Instruction:
With the pictures omitted, write out the entries that follow exactly as they stand.

Records for the exercise:
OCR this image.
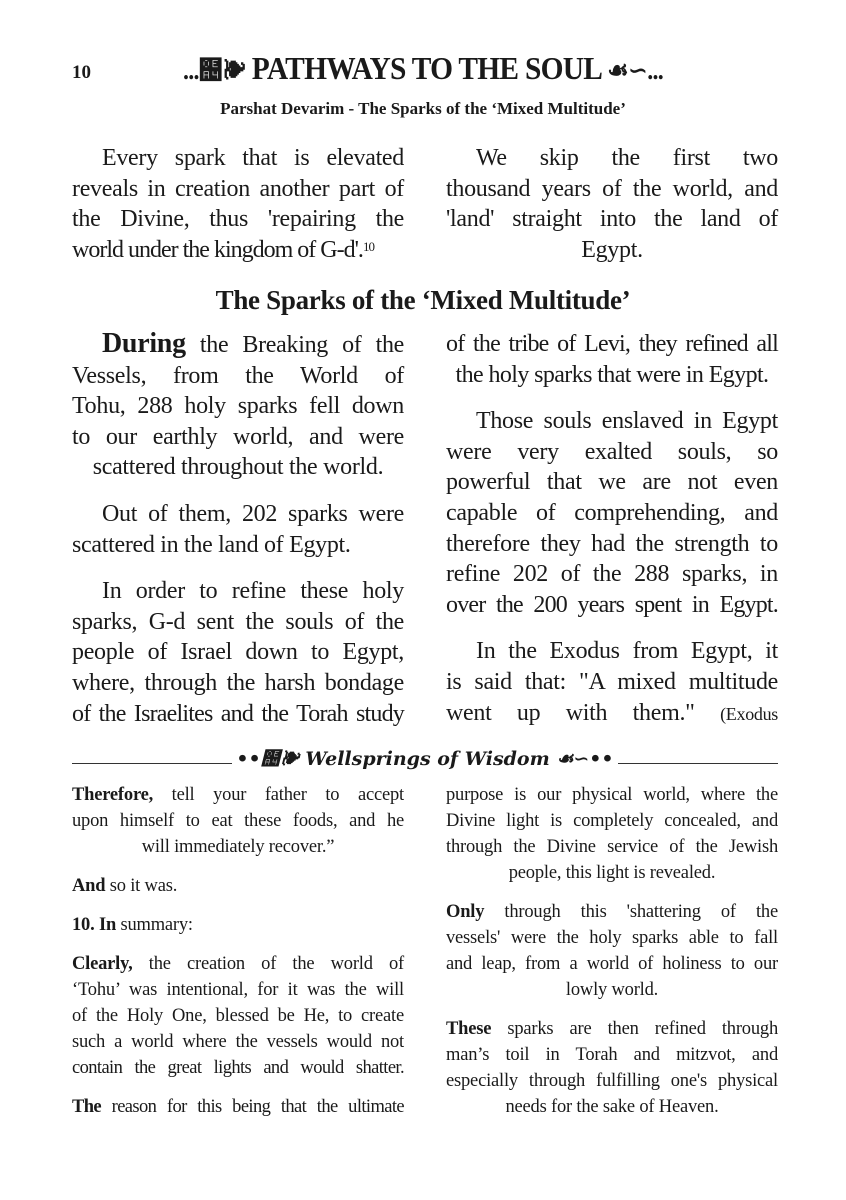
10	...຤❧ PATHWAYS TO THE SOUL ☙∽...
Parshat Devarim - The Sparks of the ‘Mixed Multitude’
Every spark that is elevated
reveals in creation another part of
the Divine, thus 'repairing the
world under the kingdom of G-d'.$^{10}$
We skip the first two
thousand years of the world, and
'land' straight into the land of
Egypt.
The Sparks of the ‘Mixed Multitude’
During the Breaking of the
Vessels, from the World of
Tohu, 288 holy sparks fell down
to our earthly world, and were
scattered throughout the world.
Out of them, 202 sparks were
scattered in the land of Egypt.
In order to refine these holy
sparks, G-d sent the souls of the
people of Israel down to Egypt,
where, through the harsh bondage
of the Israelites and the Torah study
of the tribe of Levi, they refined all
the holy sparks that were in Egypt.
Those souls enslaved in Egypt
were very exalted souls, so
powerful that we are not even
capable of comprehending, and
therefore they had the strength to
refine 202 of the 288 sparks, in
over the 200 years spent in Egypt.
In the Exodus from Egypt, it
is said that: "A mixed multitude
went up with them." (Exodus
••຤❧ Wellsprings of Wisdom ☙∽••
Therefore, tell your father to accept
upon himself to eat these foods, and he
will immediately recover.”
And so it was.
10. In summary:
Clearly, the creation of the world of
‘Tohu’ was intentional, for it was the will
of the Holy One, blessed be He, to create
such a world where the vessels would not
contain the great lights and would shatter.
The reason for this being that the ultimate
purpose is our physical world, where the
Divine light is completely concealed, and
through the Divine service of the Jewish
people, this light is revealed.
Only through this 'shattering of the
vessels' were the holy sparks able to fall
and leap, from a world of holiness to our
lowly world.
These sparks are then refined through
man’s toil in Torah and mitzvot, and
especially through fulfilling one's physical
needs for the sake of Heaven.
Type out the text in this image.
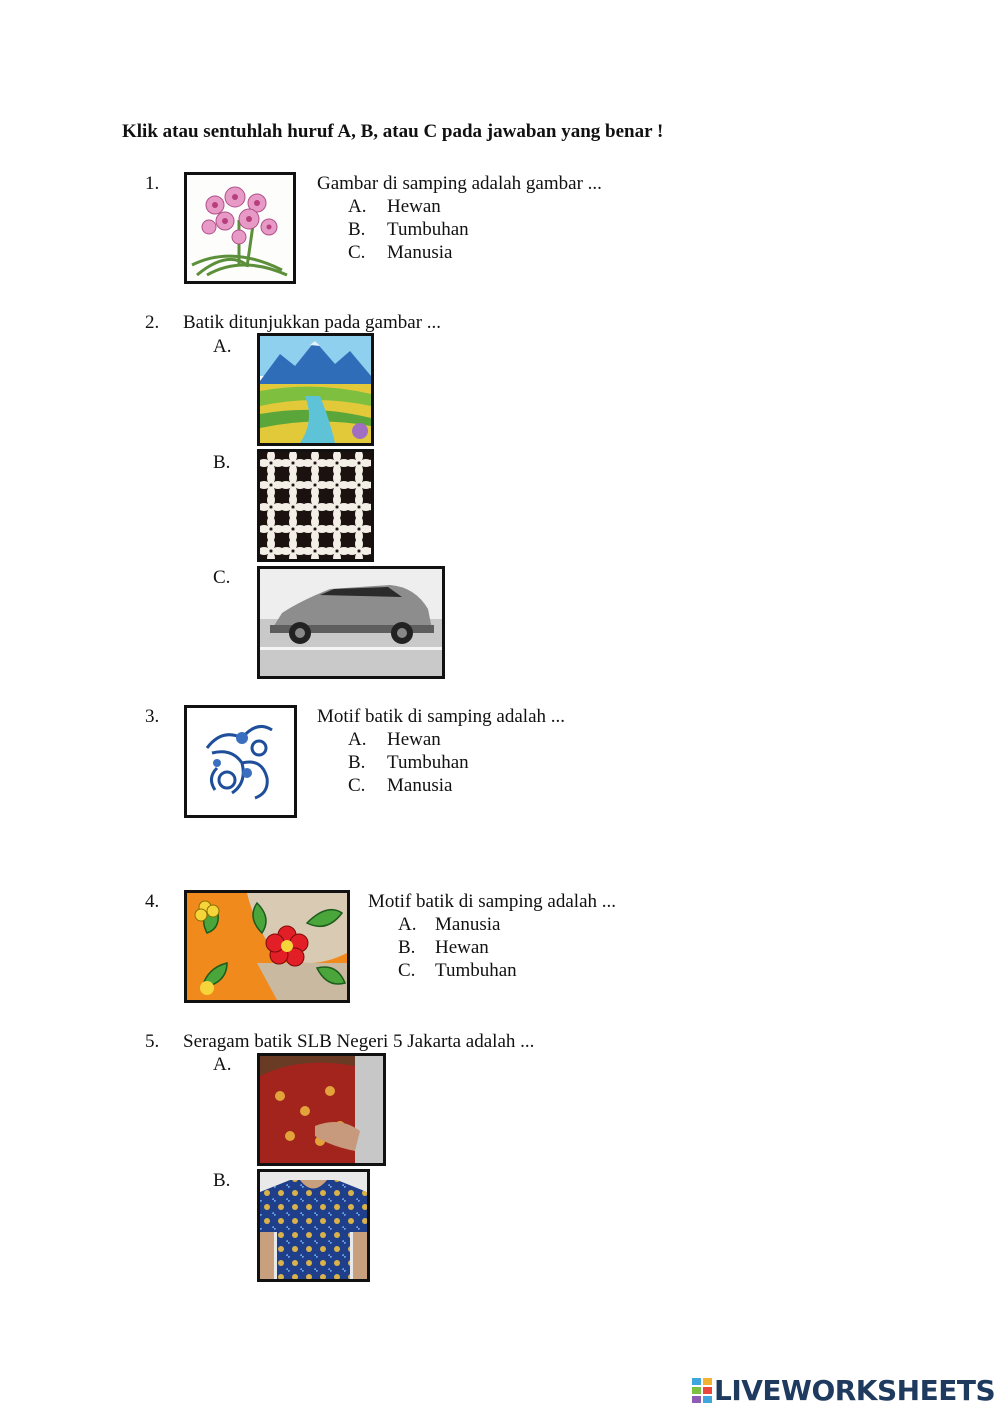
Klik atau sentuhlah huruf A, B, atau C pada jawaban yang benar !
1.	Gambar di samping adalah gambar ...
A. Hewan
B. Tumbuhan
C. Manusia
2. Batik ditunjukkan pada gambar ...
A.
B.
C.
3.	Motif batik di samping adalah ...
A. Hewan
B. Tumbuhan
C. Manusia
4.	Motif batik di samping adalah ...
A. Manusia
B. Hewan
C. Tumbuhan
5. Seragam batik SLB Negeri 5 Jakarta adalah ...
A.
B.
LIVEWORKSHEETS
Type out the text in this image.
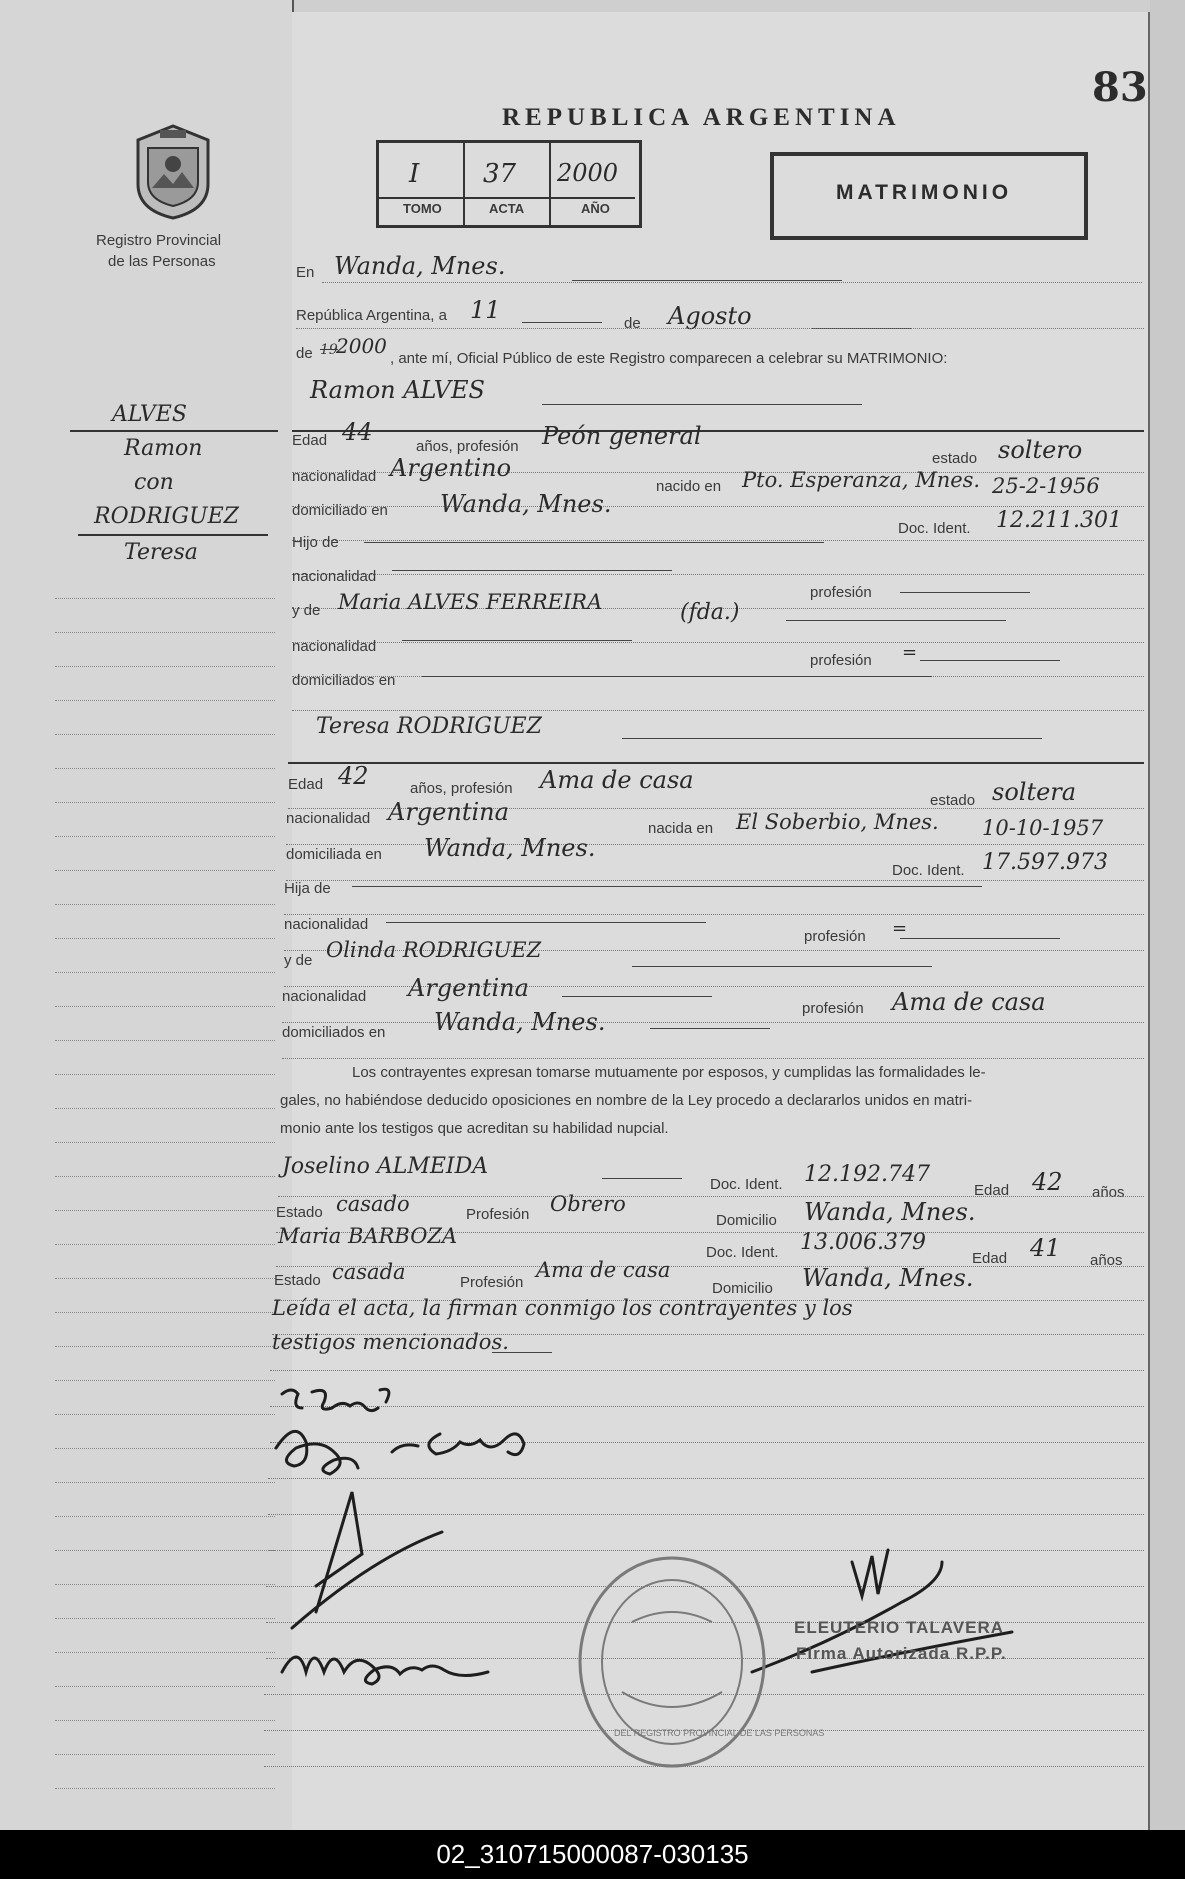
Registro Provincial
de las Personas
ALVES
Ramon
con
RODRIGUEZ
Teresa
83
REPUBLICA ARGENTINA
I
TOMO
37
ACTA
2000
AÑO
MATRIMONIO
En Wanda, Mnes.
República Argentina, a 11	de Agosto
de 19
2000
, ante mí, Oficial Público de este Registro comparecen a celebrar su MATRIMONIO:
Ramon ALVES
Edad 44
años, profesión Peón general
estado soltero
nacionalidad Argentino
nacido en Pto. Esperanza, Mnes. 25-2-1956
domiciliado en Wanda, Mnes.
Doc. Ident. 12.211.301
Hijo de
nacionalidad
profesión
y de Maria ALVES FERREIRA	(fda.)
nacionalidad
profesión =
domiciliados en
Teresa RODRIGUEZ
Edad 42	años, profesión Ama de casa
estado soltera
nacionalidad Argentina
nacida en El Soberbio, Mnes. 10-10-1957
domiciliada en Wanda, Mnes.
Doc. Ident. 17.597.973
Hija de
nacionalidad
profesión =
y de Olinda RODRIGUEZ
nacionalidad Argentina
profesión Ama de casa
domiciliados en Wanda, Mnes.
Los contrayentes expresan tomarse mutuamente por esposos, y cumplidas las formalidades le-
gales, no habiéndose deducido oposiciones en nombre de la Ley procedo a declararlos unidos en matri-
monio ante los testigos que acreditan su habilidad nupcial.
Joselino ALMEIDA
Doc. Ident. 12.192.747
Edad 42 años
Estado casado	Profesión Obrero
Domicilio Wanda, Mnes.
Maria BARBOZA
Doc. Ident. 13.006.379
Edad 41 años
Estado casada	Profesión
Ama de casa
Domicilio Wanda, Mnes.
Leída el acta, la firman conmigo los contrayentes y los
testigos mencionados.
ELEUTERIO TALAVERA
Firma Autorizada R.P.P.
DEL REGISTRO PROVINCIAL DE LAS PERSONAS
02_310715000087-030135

Result of the exercise:
OCR this image.
10	...຤❧ PATHWAYS TO THE SOUL ☙∽...
Parshat Devarim - The Sparks of the ‘Mixed Multitude’
Every spark that is elevated
reveals in creation another part of
the Divine, thus 'repairing the
world under the kingdom of G-d'.$^{10}$
We skip the first two
thousand years of the world, and
'land' straight into the land of
Egypt.
The Sparks of the ‘Mixed Multitude’
During the Breaking of the
Vessels, from the World of
Tohu, 288 holy sparks fell down
to our earthly world, and were
scattered throughout the world.
Out of them, 202 sparks were
scattered in the land of Egypt.
In order to refine these holy
sparks, G-d sent the souls of the
people of Israel down to Egypt,
where, through the harsh bondage
of the Israelites and the Torah study
of the tribe of Levi, they refined all
the holy sparks that were in Egypt.
Those souls enslaved in Egypt
were very exalted souls, so
powerful that we are not even
capable of comprehending, and
therefore they had the strength to
refine 202 of the 288 sparks, in
over the 200 years spent in Egypt.
In the Exodus from Egypt, it
is said that: "A mixed multitude
went up with them." (Exodus
••຤❧ Wellsprings of Wisdom ☙∽••
Therefore, tell your father to accept
upon himself to eat these foods, and he
will immediately recover.”
And so it was.
10. In summary:
Clearly, the creation of the world of
‘Tohu’ was intentional, for it was the will
of the Holy One, blessed be He, to create
such a world where the vessels would not
contain the great lights and would shatter.
The reason for this being that the ultimate
purpose is our physical world, where the
Divine light is completely concealed, and
through the Divine service of the Jewish
people, this light is revealed.
Only through this 'shattering of the
vessels' were the holy sparks able to fall
and leap, from a world of holiness to our
lowly world.
These sparks are then refined through
man’s toil in Torah and mitzvot, and
especially through fulfilling one's physical
needs for the sake of Heaven.
Type out the text in this image.
Klik atau sentuhlah huruf A, B, atau C pada jawaban yang benar !
1.	Gambar di samping adalah gambar ...
A. Hewan
B. Tumbuhan
C. Manusia
2. Batik ditunjukkan pada gambar ...
A.
B.
C.
3.	Motif batik di samping adalah ...
A. Hewan
B. Tumbuhan
C. Manusia
4.	Motif batik di samping adalah ...
A. Manusia
B. Hewan
C. Tumbuhan
5. Seragam batik SLB Negeri 5 Jakarta adalah ...
A.
B.
LIVEWORKSHEETS
Type out the text in this image.
Registro Provincial
de las Personas
ALVES
Ramon
con
RODRIGUEZ
Teresa
83
REPUBLICA ARGENTINA
I
TOMO
37
ACTA
2000
AÑO
MATRIMONIO
En Wanda, Mnes.
República Argentina, a 11	de Agosto
de 19
2000
, ante mí, Oficial Público de este Registro comparecen a celebrar su MATRIMONIO:
Ramon ALVES
Edad 44
años, profesión Peón general
estado soltero
nacionalidad Argentino
nacido en Pto. Esperanza, Mnes. 25-2-1956
domiciliado en Wanda, Mnes.
Doc. Ident. 12.211.301
Hijo de
nacionalidad
profesión
y de Maria ALVES FERREIRA	(fda.)
nacionalidad
profesión =
domiciliados en
Teresa RODRIGUEZ
Edad 42	años, profesión Ama de casa
estado soltera
nacionalidad Argentina
nacida en El Soberbio, Mnes. 10-10-1957
domiciliada en Wanda, Mnes.
Doc. Ident. 17.597.973
Hija de
nacionalidad
profesión =
y de Olinda RODRIGUEZ
nacionalidad Argentina
profesión Ama de casa
domiciliados en Wanda, Mnes.
Los contrayentes expresan tomarse mutuamente por esposos, y cumplidas las formalidades le-
gales, no habiéndose deducido oposiciones en nombre de la Ley procedo a declararlos unidos en matri-
monio ante los testigos que acreditan su habilidad nupcial.
Joselino ALMEIDA
Doc. Ident. 12.192.747
Edad 42 años
Estado casado	Profesión Obrero
Domicilio Wanda, Mnes.
Maria BARBOZA
Doc. Ident. 13.006.379
Edad 41 años
Estado casada	Profesión
Ama de casa
Domicilio Wanda, Mnes.
Leída el acta, la firman conmigo los contrayentes y los
testigos mencionados.
ELEUTERIO TALAVERA
Firma Autorizada R.P.P.
DEL REGISTRO PROVINCIAL DE LAS PERSONAS
02_310715000087-030135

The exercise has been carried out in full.